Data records
################

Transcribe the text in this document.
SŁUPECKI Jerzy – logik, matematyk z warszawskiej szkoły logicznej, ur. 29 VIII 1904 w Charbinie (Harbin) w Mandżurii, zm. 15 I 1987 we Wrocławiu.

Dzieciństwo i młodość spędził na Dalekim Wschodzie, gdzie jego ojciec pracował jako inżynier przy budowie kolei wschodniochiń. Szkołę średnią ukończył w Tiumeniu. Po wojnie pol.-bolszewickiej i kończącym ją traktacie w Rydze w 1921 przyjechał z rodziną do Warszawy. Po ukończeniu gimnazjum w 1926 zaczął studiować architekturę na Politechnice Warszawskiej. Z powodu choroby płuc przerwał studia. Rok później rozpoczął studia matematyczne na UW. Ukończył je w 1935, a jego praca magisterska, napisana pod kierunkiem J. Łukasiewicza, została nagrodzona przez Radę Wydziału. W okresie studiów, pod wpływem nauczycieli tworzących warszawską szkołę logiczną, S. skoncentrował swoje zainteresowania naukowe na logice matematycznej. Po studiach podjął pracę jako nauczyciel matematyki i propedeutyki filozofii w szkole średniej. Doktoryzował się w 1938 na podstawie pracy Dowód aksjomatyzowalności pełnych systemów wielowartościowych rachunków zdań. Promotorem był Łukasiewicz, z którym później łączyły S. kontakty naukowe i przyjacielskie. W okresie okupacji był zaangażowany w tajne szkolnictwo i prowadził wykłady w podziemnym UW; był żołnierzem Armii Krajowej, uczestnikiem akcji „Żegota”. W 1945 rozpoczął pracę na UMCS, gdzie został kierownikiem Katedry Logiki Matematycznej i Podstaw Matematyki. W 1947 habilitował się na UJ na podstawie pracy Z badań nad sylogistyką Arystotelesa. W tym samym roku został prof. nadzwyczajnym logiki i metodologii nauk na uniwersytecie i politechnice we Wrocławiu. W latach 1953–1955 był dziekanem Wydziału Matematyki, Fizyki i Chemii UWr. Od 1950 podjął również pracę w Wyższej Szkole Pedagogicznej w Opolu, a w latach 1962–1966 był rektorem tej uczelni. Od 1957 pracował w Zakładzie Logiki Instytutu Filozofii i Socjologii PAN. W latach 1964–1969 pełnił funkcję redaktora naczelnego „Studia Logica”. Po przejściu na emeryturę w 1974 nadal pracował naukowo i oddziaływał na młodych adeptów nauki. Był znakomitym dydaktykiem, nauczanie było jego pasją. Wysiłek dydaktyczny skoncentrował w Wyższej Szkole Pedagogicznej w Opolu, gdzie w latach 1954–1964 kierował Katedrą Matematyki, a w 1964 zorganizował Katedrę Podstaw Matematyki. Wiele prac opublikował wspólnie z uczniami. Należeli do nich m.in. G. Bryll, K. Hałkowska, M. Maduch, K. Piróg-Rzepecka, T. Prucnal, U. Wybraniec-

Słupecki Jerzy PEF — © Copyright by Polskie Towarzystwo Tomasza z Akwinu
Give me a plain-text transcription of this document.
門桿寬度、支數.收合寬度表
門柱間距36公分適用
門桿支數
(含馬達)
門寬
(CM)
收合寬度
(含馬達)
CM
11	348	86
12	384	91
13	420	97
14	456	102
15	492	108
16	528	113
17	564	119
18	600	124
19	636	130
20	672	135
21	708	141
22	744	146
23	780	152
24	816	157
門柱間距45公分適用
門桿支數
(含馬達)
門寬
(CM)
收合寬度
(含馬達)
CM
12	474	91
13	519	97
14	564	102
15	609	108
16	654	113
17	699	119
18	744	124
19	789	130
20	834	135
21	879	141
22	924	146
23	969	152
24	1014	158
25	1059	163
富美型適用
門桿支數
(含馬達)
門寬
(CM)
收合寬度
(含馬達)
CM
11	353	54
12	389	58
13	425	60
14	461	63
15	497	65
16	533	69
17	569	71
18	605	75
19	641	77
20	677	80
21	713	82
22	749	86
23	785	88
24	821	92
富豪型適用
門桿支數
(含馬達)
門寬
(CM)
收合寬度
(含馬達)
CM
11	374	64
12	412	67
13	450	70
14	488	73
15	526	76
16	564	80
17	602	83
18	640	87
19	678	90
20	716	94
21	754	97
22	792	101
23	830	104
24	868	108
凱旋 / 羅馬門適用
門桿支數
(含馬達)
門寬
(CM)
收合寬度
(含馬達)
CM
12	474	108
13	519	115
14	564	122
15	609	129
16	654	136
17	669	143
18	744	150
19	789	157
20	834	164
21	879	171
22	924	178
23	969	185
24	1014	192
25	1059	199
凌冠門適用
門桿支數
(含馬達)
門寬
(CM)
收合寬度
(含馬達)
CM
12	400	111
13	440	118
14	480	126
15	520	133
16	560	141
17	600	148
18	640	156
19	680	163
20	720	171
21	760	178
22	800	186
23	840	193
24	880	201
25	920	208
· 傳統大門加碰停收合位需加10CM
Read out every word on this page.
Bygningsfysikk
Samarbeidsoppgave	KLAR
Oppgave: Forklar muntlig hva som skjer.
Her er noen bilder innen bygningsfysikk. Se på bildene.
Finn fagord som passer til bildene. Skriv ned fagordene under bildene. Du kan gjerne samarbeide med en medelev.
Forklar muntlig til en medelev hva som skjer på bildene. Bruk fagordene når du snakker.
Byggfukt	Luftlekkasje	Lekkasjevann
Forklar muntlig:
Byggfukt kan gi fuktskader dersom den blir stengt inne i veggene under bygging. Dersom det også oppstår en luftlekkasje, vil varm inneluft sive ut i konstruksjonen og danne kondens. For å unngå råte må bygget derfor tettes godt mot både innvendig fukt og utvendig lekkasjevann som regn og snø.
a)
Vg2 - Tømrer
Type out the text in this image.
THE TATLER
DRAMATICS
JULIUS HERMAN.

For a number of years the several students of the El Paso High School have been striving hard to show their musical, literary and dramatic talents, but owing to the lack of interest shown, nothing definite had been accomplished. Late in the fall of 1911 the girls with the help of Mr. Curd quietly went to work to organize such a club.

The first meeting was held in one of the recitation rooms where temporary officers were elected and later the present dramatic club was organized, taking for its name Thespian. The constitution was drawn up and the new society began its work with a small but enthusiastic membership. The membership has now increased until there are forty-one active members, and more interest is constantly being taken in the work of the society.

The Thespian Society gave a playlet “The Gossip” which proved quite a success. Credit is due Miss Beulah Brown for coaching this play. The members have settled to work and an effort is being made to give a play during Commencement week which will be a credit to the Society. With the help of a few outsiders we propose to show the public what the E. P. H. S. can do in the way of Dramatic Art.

################

STATED EXERCISE:
Which lines in the records above contain the string "members"? Copy each one.

SOLUTION:
The first meeting was held in one of the recitation rooms where temporary officers were elected and later the present dramatic club was organized, taking for its name Thespian. The constitution was drawn up and the new society began its work with a small but enthusiastic membership. The membership has now increased until there are forty-one active members, and more interest is constantly being taken in the work of the society.
The Thespian Society gave a playlet “The Gossip” which proved quite a success. Credit is due Miss Beulah Brown for coaching this play. The members have settled to work and an effort is being made to give a play during Commencement week which will be a credit to the Society. With the help of a few outsiders we propose to show the public what the E. P. H. S. can do in the way of Dramatic Art.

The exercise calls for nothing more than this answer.